## [Request]
Can you copy out the material below with every "Country" swapped for "Region" and nothing else changed, leaving out the pictures?

____ The records

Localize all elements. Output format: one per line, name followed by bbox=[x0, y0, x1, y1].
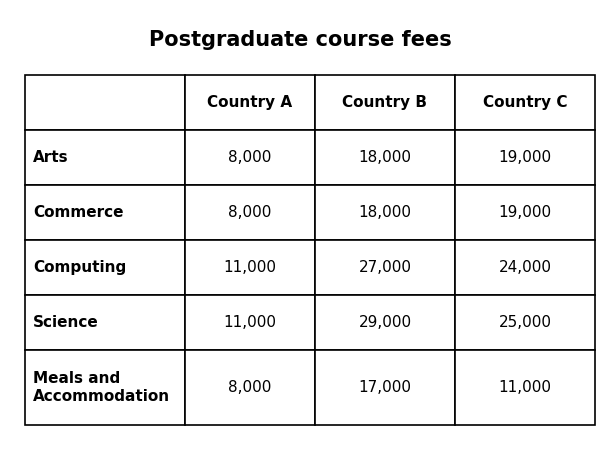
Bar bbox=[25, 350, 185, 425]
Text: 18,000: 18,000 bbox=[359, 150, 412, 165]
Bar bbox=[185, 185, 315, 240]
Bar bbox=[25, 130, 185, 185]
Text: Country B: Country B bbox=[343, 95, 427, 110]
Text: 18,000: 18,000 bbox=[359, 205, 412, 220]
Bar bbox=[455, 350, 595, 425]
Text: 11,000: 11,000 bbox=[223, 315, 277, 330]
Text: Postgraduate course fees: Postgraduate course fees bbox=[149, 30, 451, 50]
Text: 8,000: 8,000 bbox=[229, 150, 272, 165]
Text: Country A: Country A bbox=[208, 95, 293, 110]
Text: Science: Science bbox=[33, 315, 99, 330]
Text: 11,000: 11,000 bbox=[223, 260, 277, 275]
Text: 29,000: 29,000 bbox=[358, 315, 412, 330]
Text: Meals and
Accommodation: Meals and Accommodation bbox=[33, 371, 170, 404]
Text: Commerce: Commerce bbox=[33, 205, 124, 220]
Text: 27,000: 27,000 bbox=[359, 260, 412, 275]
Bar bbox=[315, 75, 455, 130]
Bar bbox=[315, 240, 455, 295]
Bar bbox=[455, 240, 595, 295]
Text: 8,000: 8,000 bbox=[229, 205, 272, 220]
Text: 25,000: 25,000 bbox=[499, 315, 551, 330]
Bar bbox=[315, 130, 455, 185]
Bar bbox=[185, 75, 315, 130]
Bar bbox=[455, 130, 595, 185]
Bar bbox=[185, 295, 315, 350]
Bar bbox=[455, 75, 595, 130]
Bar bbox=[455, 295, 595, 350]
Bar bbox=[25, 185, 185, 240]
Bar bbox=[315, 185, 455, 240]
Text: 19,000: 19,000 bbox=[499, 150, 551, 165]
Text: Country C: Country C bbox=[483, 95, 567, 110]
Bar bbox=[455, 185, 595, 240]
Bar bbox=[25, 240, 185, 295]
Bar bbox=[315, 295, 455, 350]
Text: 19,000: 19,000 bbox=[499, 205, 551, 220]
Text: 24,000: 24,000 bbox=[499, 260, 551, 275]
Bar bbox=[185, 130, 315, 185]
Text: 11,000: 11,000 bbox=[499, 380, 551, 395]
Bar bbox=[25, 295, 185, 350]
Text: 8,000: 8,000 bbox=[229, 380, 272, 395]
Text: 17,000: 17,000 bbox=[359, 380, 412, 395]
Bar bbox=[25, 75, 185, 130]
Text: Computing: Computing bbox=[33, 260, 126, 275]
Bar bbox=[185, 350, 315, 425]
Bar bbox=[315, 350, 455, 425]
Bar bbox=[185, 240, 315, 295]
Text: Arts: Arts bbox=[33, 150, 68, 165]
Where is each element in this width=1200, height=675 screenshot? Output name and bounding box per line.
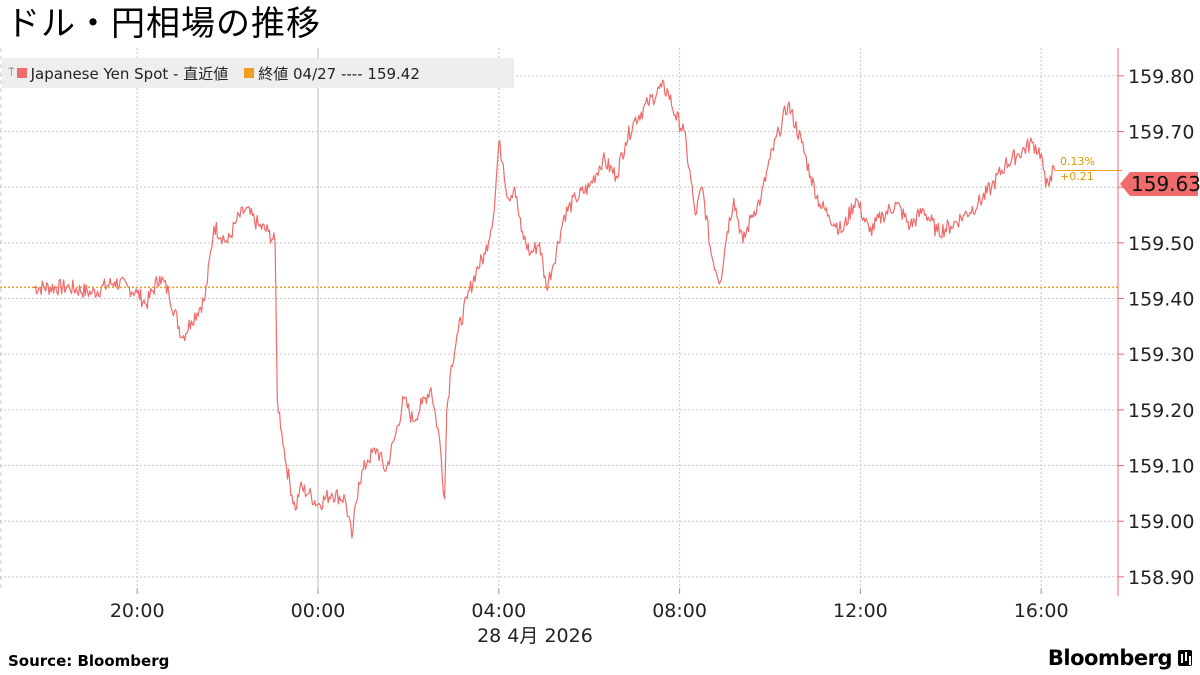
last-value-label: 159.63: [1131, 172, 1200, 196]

________

## [Written solution]
Localize all elements. Output format: one per line, name followed by bbox=[x0, y0, x1, y1].
Bar bbox=[25, 350, 185, 425]
Text: 18,000: 18,000 bbox=[359, 150, 412, 165]
Bar bbox=[185, 185, 315, 240]
Bar bbox=[25, 130, 185, 185]
Text: Region B: Region B bbox=[343, 95, 427, 110]
Text: 18,000: 18,000 bbox=[359, 205, 412, 220]
Bar bbox=[455, 350, 595, 425]
Text: 11,000: 11,000 bbox=[223, 315, 277, 330]
Text: Postgraduate course fees: Postgraduate course fees bbox=[149, 30, 451, 50]
Text: 8,000: 8,000 bbox=[229, 150, 272, 165]
Text: Region A: Region A bbox=[208, 95, 293, 110]
Text: Science: Science bbox=[33, 315, 99, 330]
Text: 11,000: 11,000 bbox=[223, 260, 277, 275]
Text: 29,000: 29,000 bbox=[358, 315, 412, 330]
Text: Meals and
Accommodation: Meals and Accommodation bbox=[33, 371, 170, 404]
Text: Commerce: Commerce bbox=[33, 205, 124, 220]
Text: 27,000: 27,000 bbox=[359, 260, 412, 275]
Bar bbox=[315, 75, 455, 130]
Bar bbox=[315, 240, 455, 295]
Bar bbox=[455, 240, 595, 295]
Text: 8,000: 8,000 bbox=[229, 205, 272, 220]
Text: 25,000: 25,000 bbox=[499, 315, 551, 330]
Bar bbox=[315, 130, 455, 185]
Bar bbox=[185, 75, 315, 130]
Bar bbox=[455, 130, 595, 185]
Bar bbox=[185, 295, 315, 350]
Bar bbox=[455, 75, 595, 130]
Bar bbox=[455, 295, 595, 350]
Bar bbox=[25, 185, 185, 240]
Bar bbox=[315, 185, 455, 240]
Text: 19,000: 19,000 bbox=[499, 150, 551, 165]
Text: Region C: Region C bbox=[483, 95, 567, 110]
Bar bbox=[455, 185, 595, 240]
Bar bbox=[25, 240, 185, 295]
Bar bbox=[315, 295, 455, 350]
Text: 19,000: 19,000 bbox=[499, 205, 551, 220]
Text: 24,000: 24,000 bbox=[499, 260, 551, 275]
Bar bbox=[185, 130, 315, 185]
Text: 11,000: 11,000 bbox=[499, 380, 551, 395]
Bar bbox=[25, 295, 185, 350]
Text: 8,000: 8,000 bbox=[229, 380, 272, 395]
Text: 17,000: 17,000 bbox=[359, 380, 412, 395]
Bar bbox=[25, 75, 185, 130]
Text: Computing: Computing bbox=[33, 260, 126, 275]
Bar bbox=[185, 350, 315, 425]
Bar bbox=[315, 350, 455, 425]
Bar bbox=[185, 240, 315, 295]
Text: Arts: Arts bbox=[33, 150, 68, 165]
Where is each element in this width=1200, height=675 screenshot? Output name and bounding box per line.
last-value-label: 159.63: [1131, 172, 1200, 196]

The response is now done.